• _Document segment_:
# Printing Word Documents Takes FOREVER!



## DayTrader

For some reason, every time I try to print a Word document, it takes forever to prepare. I usually cancel long before it prints, but once I just kept waiting and 10 to 15 minutes later it printed. This is the case on two printers. One is a network printer and another is a local one. The local printer says it's spooling. If I publish a PDF and then print, it works normally. Unfortunately, I lose some of the resolution in the graphics when I do this. Any idea?


----------



## Quiltface

can we get printer models?  Is it slow on every computer?


----------



## AE7

I can say up front that it doesn't seem to be on the hardware side of things. This seems to be a problem in Windows, or in Word.

This is probably trivial at the moment, but does it do it with both .doc and .docx?


----------



## TCS

can i ask if it is an older printer??? as i tend to find when using my older laser printer with a low amount of built in ram the bigger the word document to longer it takes to process and print (some times up to 2 minutes) and the larger the print queue the longer it takes i.e multiple copies so on, where as on newer printers they have much faster ram and have the ability to process all the information quicker.


----------



## DayTrader

Thank you for the replies. Forgive my delayed response but I didn't receive any email notifications that there were replies. Anyway, I figured out the problem: the particular document I was trying to print was rather "heavy". I created a graph using tables so it was like 15 columns and 15 rows. When i removed this part of the document, it prints fine. That's a bummer though because I really needed that graph on there!


----------

• _Work to do_:
Reproduce verbatim the passage of the slow Word printing thread that begins at the words "I can say up" and stops after "both .doc and .docx?".

• _Rows_:
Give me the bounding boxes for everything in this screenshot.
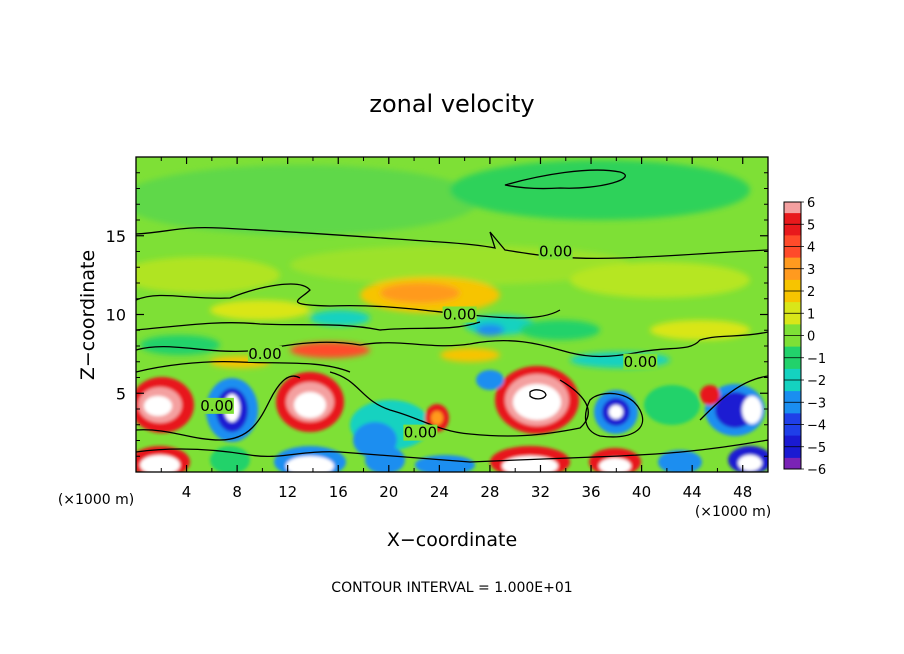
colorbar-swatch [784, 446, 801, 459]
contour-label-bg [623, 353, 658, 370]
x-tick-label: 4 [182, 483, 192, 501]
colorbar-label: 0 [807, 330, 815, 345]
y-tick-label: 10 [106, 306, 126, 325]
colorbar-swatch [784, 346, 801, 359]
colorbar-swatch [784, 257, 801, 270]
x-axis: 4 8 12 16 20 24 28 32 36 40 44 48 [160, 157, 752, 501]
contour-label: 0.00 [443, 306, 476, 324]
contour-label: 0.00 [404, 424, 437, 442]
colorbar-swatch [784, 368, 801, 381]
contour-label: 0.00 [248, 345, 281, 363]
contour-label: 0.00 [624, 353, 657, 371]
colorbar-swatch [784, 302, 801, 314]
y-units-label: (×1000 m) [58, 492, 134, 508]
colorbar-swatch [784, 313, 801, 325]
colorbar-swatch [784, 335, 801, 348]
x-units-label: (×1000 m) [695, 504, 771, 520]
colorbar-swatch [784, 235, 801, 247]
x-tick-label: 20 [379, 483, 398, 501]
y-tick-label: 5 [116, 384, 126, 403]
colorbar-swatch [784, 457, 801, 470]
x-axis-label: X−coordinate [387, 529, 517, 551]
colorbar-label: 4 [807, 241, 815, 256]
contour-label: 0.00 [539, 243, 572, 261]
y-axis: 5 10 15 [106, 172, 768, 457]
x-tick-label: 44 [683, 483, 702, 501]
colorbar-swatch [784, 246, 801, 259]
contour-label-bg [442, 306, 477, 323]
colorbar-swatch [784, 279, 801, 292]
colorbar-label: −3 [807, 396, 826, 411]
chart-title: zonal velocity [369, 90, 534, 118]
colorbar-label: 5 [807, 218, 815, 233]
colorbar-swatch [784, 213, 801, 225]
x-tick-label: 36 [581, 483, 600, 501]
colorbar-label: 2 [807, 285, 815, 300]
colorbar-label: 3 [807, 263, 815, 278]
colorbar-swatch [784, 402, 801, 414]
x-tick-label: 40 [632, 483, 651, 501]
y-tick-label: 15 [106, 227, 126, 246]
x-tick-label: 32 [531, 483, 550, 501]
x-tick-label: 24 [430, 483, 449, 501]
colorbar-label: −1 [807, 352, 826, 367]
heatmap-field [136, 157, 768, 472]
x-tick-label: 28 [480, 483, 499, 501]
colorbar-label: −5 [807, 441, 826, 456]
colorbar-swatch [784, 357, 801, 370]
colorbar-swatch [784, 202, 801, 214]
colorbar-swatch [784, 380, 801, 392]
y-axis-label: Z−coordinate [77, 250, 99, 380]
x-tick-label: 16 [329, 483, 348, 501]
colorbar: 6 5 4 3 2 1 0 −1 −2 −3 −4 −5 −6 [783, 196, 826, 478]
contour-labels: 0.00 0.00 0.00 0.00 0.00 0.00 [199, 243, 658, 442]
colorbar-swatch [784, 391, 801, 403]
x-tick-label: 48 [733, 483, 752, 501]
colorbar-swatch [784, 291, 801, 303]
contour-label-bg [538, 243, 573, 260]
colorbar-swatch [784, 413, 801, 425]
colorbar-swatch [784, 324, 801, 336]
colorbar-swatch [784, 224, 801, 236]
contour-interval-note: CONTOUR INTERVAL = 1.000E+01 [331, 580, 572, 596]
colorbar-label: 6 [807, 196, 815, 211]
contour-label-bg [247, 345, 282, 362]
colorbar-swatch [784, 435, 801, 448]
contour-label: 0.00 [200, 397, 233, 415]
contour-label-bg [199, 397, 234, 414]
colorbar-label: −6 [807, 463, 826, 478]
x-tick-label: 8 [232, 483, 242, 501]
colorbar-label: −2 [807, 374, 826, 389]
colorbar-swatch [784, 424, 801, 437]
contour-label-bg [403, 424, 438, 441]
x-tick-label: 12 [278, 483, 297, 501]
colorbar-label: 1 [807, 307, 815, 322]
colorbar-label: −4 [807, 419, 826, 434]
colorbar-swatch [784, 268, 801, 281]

• _Complete output_:
I can say up front that it doesn't seem to be on the hardware side of things. This seems to be a problem in Windows, or in Word.

This is probably trivial at the moment, but does it do it with both .doc and .docx?